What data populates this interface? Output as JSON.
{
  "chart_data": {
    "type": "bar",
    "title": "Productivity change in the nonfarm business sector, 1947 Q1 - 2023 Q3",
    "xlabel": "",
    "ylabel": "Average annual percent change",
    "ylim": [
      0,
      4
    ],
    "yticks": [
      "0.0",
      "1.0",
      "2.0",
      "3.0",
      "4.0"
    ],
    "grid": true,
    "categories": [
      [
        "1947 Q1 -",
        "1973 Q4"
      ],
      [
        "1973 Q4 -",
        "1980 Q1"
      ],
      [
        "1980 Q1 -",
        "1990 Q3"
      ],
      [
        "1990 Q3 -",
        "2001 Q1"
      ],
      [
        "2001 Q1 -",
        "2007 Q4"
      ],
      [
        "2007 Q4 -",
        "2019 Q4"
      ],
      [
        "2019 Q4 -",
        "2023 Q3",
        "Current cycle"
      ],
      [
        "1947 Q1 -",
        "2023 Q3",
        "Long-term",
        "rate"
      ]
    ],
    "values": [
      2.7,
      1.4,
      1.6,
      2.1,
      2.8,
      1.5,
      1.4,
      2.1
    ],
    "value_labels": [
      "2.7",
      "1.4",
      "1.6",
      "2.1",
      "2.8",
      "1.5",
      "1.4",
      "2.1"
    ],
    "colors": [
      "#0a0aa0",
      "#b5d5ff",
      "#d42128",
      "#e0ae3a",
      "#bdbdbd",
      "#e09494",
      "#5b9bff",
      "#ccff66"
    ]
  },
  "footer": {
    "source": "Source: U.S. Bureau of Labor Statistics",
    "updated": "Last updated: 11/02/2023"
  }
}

### Stated goal
Find each line with the string "change" and copy it out.

### Written answer
    "title": "Productivity change in the nonfarm business sector, 1947 Q1 - 2023 Q3",
    "ylabel": "Average annual percent change",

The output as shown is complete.